• _PROBLEM_
Locate the lines that hold the string "мотка". Copy every such line.

Stored records:
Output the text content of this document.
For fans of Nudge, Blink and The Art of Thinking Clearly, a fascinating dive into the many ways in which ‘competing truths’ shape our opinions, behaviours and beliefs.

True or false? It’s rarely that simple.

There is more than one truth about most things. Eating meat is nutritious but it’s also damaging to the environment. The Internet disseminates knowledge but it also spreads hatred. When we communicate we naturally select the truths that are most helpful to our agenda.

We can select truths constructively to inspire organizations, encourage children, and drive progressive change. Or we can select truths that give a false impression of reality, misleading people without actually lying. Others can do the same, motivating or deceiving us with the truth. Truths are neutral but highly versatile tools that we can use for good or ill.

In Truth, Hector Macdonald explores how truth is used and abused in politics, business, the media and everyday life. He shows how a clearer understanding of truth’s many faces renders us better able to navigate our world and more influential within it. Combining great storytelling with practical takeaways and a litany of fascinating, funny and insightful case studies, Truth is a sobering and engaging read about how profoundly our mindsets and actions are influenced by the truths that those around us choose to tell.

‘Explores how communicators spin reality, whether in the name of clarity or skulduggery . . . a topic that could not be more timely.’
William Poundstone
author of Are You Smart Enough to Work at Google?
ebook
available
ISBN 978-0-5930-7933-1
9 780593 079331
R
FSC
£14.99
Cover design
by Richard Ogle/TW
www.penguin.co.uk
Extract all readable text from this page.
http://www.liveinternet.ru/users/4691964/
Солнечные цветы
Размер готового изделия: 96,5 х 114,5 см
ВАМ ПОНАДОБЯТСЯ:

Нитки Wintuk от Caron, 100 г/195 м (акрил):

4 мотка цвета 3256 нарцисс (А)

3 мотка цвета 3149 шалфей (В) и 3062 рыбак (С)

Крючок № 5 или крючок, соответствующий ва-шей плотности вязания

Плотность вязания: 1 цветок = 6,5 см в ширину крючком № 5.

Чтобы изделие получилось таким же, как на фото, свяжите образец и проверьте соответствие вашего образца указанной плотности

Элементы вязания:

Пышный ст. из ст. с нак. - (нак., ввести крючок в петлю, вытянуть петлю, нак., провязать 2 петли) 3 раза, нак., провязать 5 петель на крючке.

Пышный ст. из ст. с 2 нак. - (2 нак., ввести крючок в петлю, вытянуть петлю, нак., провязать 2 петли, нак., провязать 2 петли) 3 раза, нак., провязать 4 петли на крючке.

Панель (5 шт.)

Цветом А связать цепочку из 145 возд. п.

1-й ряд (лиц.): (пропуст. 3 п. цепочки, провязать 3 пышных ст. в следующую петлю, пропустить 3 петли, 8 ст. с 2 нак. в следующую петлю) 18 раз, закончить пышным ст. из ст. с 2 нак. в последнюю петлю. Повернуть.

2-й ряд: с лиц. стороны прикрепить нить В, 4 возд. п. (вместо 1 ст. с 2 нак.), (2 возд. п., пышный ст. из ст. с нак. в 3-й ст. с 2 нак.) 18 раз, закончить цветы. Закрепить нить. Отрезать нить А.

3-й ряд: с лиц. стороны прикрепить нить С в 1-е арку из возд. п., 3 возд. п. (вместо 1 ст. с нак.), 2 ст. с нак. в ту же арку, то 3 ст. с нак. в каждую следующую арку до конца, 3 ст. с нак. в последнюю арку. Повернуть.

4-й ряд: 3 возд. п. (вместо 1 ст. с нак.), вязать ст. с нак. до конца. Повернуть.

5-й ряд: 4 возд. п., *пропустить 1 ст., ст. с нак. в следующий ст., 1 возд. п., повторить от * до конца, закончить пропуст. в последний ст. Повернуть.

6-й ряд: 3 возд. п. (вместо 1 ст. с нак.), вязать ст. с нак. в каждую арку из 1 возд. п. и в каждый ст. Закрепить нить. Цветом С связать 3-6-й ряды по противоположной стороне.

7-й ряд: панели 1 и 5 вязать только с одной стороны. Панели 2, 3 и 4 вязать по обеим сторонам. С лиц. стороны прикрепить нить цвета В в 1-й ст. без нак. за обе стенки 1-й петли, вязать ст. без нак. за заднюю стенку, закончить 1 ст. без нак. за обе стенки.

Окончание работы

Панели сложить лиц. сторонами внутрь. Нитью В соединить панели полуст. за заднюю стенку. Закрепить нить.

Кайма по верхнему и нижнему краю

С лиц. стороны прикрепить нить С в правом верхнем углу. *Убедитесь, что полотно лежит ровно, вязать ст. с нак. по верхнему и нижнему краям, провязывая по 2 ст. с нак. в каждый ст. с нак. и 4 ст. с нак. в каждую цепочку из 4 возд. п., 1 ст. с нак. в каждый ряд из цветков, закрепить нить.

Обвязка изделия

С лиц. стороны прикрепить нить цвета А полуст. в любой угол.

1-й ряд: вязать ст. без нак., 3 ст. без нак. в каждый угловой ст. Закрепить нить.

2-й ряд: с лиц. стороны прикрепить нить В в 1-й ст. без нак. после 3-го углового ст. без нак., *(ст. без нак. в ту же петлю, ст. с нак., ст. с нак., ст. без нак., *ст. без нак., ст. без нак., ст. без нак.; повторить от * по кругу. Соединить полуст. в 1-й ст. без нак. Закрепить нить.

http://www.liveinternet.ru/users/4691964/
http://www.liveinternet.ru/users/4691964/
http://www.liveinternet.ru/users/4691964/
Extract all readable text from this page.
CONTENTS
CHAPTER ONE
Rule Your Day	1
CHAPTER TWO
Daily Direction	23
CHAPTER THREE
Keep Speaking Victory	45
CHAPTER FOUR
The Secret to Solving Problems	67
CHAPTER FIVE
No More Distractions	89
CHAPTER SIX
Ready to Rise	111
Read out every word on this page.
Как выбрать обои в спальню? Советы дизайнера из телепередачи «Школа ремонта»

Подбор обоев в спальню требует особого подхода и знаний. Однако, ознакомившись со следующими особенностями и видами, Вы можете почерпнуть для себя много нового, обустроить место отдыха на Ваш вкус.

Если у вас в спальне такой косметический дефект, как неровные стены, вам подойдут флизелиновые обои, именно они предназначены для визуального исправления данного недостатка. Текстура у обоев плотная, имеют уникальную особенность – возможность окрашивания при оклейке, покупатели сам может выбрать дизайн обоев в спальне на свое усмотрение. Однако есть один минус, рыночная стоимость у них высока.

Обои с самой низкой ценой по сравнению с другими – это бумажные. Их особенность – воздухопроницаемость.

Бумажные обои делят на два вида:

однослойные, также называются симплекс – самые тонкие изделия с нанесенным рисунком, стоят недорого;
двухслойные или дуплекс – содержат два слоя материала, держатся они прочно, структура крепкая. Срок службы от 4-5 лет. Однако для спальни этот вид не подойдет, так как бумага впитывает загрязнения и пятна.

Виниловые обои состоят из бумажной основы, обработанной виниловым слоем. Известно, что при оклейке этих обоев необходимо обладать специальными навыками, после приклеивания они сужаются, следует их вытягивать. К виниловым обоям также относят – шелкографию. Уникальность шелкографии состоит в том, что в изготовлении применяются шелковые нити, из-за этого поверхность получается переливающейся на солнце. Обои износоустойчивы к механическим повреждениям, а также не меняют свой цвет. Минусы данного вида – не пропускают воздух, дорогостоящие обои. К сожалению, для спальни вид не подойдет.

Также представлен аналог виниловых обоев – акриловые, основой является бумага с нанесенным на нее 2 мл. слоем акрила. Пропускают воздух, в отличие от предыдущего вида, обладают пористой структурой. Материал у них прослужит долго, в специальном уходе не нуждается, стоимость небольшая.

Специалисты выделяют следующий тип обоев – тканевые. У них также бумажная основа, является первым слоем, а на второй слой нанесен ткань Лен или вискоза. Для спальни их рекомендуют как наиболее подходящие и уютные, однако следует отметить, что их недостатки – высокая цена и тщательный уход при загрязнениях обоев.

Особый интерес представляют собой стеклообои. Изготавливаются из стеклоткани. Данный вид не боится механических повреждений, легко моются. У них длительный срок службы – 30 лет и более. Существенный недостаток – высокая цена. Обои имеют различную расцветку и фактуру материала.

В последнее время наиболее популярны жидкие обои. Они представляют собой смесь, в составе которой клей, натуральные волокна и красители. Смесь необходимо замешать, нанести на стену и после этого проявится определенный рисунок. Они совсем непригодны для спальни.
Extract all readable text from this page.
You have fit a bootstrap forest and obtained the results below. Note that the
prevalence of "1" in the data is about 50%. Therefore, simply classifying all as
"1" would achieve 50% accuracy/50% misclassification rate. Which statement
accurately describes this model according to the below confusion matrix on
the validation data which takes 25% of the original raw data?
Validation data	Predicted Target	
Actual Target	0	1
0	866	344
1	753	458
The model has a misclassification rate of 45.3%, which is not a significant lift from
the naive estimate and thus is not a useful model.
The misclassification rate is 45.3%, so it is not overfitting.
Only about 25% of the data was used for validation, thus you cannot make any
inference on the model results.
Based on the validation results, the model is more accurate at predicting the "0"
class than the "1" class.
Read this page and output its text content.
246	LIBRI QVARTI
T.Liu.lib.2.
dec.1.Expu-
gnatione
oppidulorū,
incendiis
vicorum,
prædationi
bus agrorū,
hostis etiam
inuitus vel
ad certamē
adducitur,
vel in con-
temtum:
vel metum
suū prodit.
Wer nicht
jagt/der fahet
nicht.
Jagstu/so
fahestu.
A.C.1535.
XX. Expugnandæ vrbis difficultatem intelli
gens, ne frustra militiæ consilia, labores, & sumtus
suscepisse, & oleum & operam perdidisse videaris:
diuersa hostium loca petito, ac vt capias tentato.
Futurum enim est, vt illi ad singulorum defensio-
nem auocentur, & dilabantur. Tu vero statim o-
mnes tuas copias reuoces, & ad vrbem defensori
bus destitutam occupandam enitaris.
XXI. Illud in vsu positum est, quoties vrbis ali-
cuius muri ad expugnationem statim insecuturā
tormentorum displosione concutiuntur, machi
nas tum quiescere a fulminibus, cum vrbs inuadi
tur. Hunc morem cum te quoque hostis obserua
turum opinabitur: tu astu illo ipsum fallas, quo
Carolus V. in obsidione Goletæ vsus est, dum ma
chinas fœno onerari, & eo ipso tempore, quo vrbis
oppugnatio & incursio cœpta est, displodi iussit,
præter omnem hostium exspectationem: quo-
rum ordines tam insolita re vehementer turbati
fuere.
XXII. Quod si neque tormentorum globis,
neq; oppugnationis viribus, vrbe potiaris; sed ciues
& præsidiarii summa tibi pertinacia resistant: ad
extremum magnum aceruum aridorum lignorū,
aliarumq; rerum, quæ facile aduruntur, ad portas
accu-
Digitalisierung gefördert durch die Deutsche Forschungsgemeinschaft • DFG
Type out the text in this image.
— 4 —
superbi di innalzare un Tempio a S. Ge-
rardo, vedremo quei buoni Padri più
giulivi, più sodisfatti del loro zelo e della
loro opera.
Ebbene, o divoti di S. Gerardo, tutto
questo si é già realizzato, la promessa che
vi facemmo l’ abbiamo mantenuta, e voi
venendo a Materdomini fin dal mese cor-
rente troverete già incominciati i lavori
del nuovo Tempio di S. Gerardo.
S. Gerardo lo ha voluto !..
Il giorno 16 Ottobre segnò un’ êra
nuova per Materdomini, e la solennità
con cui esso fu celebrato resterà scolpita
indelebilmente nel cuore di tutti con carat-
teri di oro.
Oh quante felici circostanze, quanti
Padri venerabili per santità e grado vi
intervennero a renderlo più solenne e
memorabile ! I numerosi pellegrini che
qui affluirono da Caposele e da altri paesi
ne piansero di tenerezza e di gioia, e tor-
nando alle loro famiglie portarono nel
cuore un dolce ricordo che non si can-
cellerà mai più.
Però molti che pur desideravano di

• _WRITTEN SOLUTION_
4 мотка цвета 3256 нарцисс (А)
3 мотка цвета 3149 шалфей (В) и 3062 рыбак (С)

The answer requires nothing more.